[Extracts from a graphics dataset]

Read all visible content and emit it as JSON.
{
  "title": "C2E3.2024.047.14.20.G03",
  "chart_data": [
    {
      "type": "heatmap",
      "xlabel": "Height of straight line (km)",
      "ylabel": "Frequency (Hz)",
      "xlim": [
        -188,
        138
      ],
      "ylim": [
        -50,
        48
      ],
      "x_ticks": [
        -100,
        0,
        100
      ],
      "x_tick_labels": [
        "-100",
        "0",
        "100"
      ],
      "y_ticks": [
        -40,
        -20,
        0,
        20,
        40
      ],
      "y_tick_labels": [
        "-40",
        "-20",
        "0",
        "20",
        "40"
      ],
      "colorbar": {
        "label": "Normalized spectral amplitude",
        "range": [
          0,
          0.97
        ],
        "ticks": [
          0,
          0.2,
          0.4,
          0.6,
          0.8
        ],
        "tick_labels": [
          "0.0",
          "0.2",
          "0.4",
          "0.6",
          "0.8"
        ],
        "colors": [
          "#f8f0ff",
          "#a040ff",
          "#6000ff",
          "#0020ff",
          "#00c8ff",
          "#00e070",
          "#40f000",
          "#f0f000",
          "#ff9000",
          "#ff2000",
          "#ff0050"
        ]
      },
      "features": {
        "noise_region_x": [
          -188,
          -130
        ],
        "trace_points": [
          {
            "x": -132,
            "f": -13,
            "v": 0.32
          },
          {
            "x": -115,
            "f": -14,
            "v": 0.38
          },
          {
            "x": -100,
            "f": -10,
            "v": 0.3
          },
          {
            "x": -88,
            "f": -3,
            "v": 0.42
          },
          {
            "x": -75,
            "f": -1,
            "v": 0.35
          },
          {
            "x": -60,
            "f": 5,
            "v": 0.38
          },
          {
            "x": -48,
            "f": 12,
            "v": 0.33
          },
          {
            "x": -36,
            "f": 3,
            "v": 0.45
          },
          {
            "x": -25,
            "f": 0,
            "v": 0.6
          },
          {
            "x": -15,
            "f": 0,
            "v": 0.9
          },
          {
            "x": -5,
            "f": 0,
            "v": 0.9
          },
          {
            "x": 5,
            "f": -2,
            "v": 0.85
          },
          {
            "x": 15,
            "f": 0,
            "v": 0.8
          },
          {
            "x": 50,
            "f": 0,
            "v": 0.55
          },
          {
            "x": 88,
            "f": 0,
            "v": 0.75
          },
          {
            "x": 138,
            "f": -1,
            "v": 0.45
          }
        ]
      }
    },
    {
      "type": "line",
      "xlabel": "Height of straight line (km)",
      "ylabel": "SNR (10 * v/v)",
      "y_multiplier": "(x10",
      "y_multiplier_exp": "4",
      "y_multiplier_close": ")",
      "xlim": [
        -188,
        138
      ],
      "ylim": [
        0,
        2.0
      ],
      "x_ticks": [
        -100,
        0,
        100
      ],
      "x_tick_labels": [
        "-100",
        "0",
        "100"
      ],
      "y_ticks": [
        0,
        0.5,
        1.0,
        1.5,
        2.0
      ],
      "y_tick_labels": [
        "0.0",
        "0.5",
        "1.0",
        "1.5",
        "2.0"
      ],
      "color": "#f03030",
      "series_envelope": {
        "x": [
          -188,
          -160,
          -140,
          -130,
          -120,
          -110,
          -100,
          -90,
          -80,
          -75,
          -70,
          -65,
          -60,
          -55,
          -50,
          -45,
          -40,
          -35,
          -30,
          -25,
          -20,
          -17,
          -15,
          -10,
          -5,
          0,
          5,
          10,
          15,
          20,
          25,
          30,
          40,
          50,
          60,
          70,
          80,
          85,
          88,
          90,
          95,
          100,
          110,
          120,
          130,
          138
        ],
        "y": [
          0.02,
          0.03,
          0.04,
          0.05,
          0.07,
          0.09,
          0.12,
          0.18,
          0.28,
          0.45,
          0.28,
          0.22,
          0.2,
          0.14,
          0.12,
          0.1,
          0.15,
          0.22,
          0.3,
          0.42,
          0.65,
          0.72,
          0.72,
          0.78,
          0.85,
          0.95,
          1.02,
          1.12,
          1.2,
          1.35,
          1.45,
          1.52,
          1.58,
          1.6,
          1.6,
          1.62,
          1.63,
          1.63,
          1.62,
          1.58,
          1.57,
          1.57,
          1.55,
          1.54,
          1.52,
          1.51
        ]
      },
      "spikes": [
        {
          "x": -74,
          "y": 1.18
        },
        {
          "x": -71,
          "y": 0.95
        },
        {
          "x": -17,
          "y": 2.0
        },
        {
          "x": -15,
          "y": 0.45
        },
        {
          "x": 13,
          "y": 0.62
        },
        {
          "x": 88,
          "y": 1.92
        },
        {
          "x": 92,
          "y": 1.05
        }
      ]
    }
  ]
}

PROMPT
Every line of the data above should be reproduced word for word.

THE RESPONSE
Read all visible content and emit it as JSON.
{
  "title": "C2E3.2024.047.14.20.G03",
  "chart_data": [
    {
      "type": "heatmap",
      "xlabel": "Height of straight line (km)",
      "ylabel": "Frequency (Hz)",
      "xlim": [
        -188,
        138
      ],
      "ylim": [
        -50,
        48
      ],
      "x_ticks": [
        -100,
        0,
        100
      ],
      "x_tick_labels": [
        "-100",
        "0",
        "100"
      ],
      "y_ticks": [
        -40,
        -20,
        0,
        20,
        40
      ],
      "y_tick_labels": [
        "-40",
        "-20",
        "0",
        "20",
        "40"
      ],
      "colorbar": {
        "label": "Normalized spectral amplitude",
        "range": [
          0,
          0.97
        ],
        "ticks": [
          0,
          0.2,
          0.4,
          0.6,
          0.8
        ],
        "tick_labels": [
          "0.0",
          "0.2",
          "0.4",
          "0.6",
          "0.8"
        ],
        "colors": [
          "#f8f0ff",
          "#a040ff",
          "#6000ff",
          "#0020ff",
          "#00c8ff",
          "#00e070",
          "#40f000",
          "#f0f000",
          "#ff9000",
          "#ff2000",
          "#ff0050"
        ]
      },
      "features": {
        "noise_region_x": [
          -188,
          -130
        ],
        "trace_points": [
          {
            "x": -132,
            "f": -13,
            "v": 0.32
          },
          {
            "x": -115,
            "f": -14,
            "v": 0.38
          },
          {
            "x": -100,
            "f": -10,
            "v": 0.3
          },
          {
            "x": -88,
            "f": -3,
            "v": 0.42
          },
          {
            "x": -75,
            "f": -1,
            "v": 0.35
          },
          {
            "x": -60,
            "f": 5,
            "v": 0.38
          },
          {
            "x": -48,
            "f": 12,
            "v": 0.33
          },
          {
            "x": -36,
            "f": 3,
            "v": 0.45
          },
          {
            "x": -25,
            "f": 0,
            "v": 0.6
          },
          {
            "x": -15,
            "f": 0,
            "v": 0.9
          },
          {
            "x": -5,
            "f": 0,
            "v": 0.9
          },
          {
            "x": 5,
            "f": -2,
            "v": 0.85
          },
          {
            "x": 15,
            "f": 0,
            "v": 0.8
          },
          {
            "x": 50,
            "f": 0,
            "v": 0.55
          },
          {
            "x": 88,
            "f": 0,
            "v": 0.75
          },
          {
            "x": 138,
            "f": -1,
            "v": 0.45
          }
        ]
      }
    },
    {
      "type": "line",
      "xlabel": "Height of straight line (km)",
      "ylabel": "SNR (10 * v/v)",
      "y_multiplier": "(x10",
      "y_multiplier_exp": "4",
      "y_multiplier_close": ")",
      "xlim": [
        -188,
        138
      ],
      "ylim": [
        0,
        2.0
      ],
      "x_ticks": [
        -100,
        0,
        100
      ],
      "x_tick_labels": [
        "-100",
        "0",
        "100"
      ],
      "y_ticks": [
        0,
        0.5,
        1.0,
        1.5,
        2.0
      ],
      "y_tick_labels": [
        "0.0",
        "0.5",
        "1.0",
        "1.5",
        "2.0"
      ],
      "color": "#f03030",
      "series_envelope": {
        "x": [
          -188,
          -160,
          -140,
          -130,
          -120,
          -110,
          -100,
          -90,
          -80,
          -75,
          -70,
          -65,
          -60,
          -55,
          -50,
          -45,
          -40,
          -35,
          -30,
          -25,
          -20,
          -17,
          -15,
          -10,
          -5,
          0,
          5,
          10,
          15,
          20,
          25,
          30,
          40,
          50,
          60,
          70,
          80,
          85,
          88,
          90,
          95,
          100,
          110,
          120,
          130,
          138
        ],
        "y": [
          0.02,
          0.03,
          0.04,
          0.05,
          0.07,
          0.09,
          0.12,
          0.18,
          0.28,
          0.45,
          0.28,
          0.22,
          0.2,
          0.14,
          0.12,
          0.1,
          0.15,
          0.22,
          0.3,
          0.42,
          0.65,
          0.72,
          0.72,
          0.78,
          0.85,
          0.95,
          1.02,
          1.12,
          1.2,
          1.35,
          1.45,
          1.52,
          1.58,
          1.6,
          1.6,
          1.62,
          1.63,
          1.63,
          1.62,
          1.58,
          1.57,
          1.57,
          1.55,
          1.54,
          1.52,
          1.51
        ]
      },
      "spikes": [
        {
          "x": -74,
          "y": 1.18
        },
        {
          "x": -71,
          "y": 0.95
        },
        {
          "x": -17,
          "y": 2.0
        },
        {
          "x": -15,
          "y": 0.45
        },
        {
          "x": 13,
          "y": 0.62
        },
        {
          "x": 88,
          "y": 1.92
        },
        {
          "x": 92,
          "y": 1.05
        }
      ]
    }
  ]
}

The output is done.